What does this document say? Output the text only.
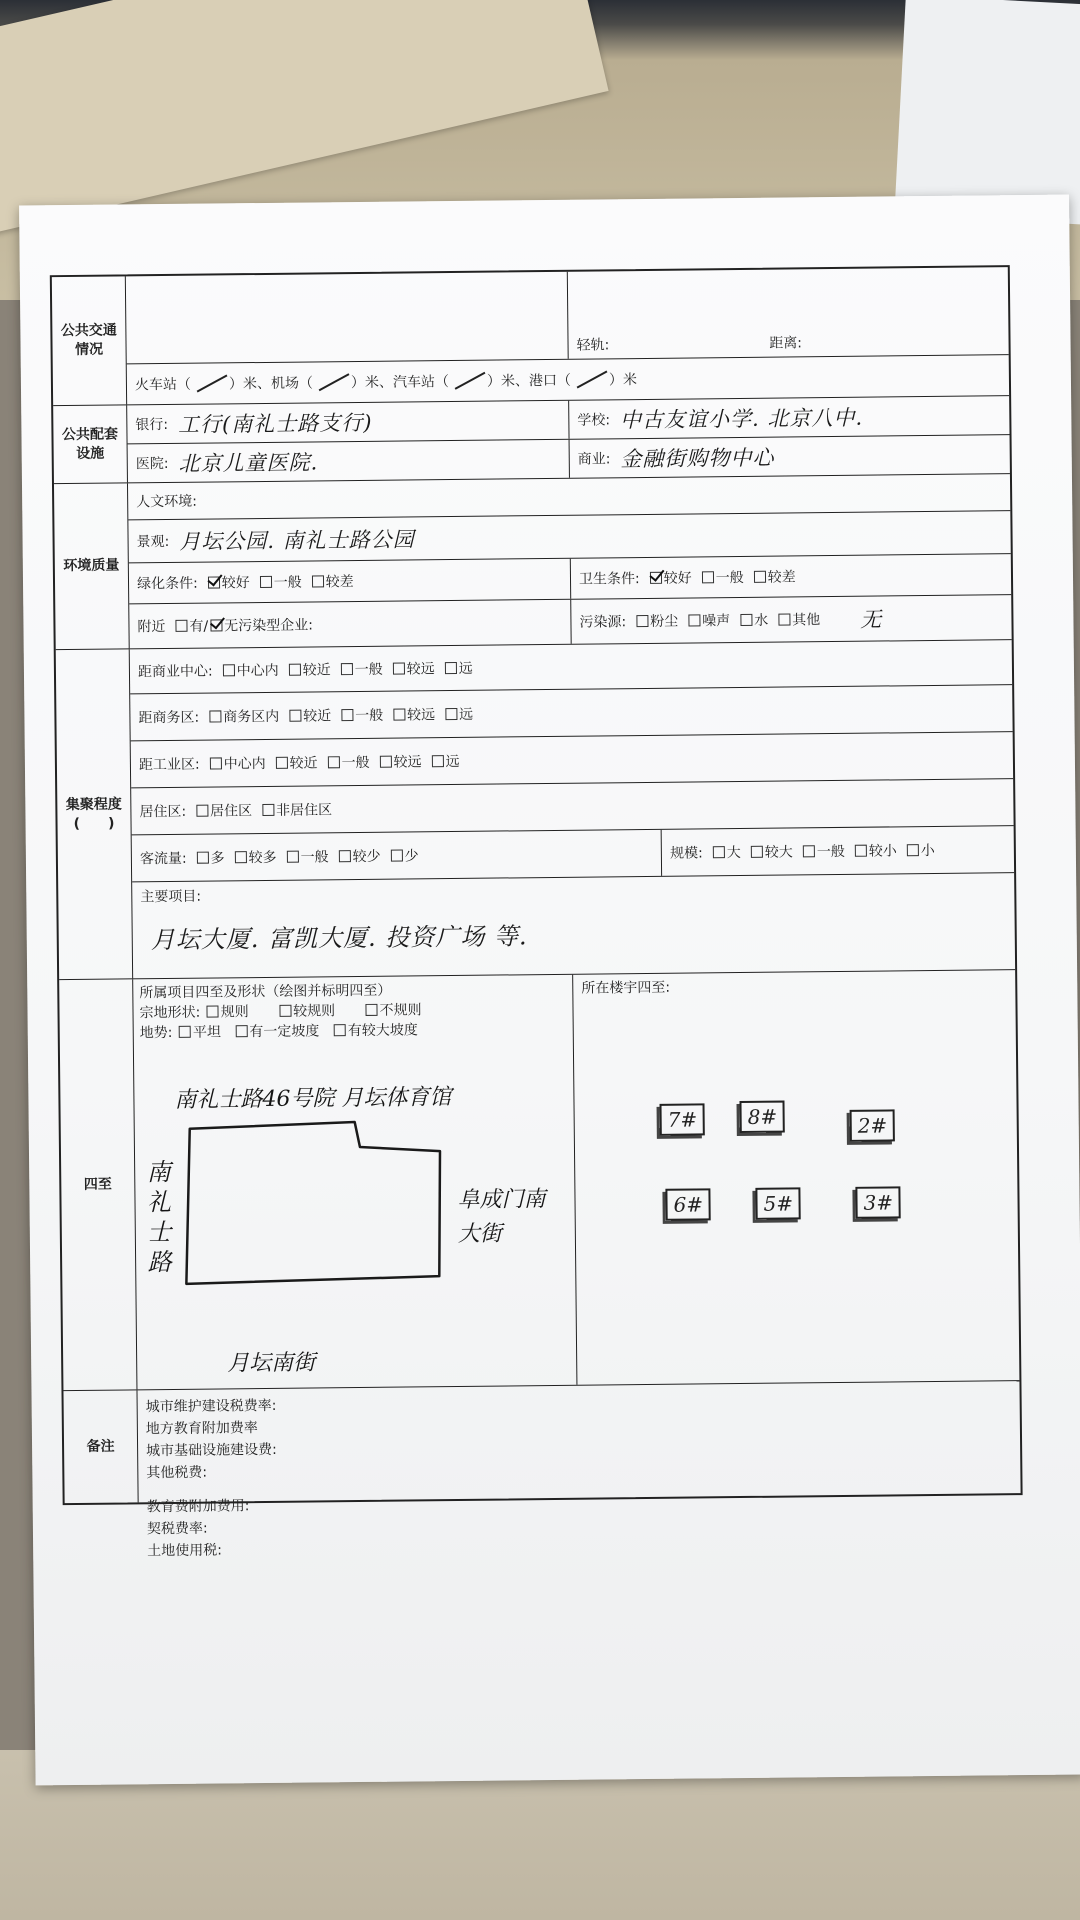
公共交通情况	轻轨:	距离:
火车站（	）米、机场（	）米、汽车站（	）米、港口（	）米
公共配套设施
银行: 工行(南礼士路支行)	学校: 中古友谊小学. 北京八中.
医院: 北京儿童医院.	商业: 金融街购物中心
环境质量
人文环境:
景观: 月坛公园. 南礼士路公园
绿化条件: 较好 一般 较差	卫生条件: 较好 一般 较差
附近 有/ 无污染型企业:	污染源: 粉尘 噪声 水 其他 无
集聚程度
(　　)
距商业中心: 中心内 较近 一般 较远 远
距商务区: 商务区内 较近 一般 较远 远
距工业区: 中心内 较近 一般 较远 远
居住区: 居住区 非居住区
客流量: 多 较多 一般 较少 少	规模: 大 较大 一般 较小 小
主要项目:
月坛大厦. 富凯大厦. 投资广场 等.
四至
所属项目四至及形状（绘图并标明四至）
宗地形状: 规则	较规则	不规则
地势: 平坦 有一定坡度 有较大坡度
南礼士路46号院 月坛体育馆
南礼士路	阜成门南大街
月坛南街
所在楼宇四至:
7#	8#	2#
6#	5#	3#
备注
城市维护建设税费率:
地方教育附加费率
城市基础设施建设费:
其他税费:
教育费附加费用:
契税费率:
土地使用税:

**AIM OF THE TASK**
Each entry should be repeated exactly as it appears; the pictures stay out.

**EXPECTED OUTPUT**
What does this document say? Output the text only.
公共交通情况	轻轨:	距离:
火车站（	）米、机场（	）米、汽车站（	）米、港口（	）米
公共配套设施
银行: 工行(南礼士路支行)	学校: 中古友谊小学. 北京八中.
医院: 北京儿童医院.	商业: 金融街购物中心
环境质量
人文环境:
景观: 月坛公园. 南礼士路公园
绿化条件: 较好 一般 较差	卫生条件: 较好 一般 较差
附近 有/ 无污染型企业:	污染源: 粉尘 噪声 水 其他 无
集聚程度
(　　)
距商业中心: 中心内 较近 一般 较远 远
距商务区: 商务区内 较近 一般 较远 远
距工业区: 中心内 较近 一般 较远 远
居住区: 居住区 非居住区
客流量: 多 较多 一般 较少 少	规模: 大 较大 一般 较小 小
主要项目:
月坛大厦. 富凯大厦. 投资广场 等.
四至
所属项目四至及形状（绘图并标明四至）
宗地形状: 规则	较规则	不规则
地势: 平坦 有一定坡度 有较大坡度
南礼士路46号院 月坛体育馆
南礼士路	阜成门南大街
月坛南街
所在楼宇四至:
7#	8#	2#
6#	5#	3#
备注
城市维护建设税费率:
地方教育附加费率
城市基础设施建设费:
其他税费:
教育费附加费用:
契税费率:
土地使用税:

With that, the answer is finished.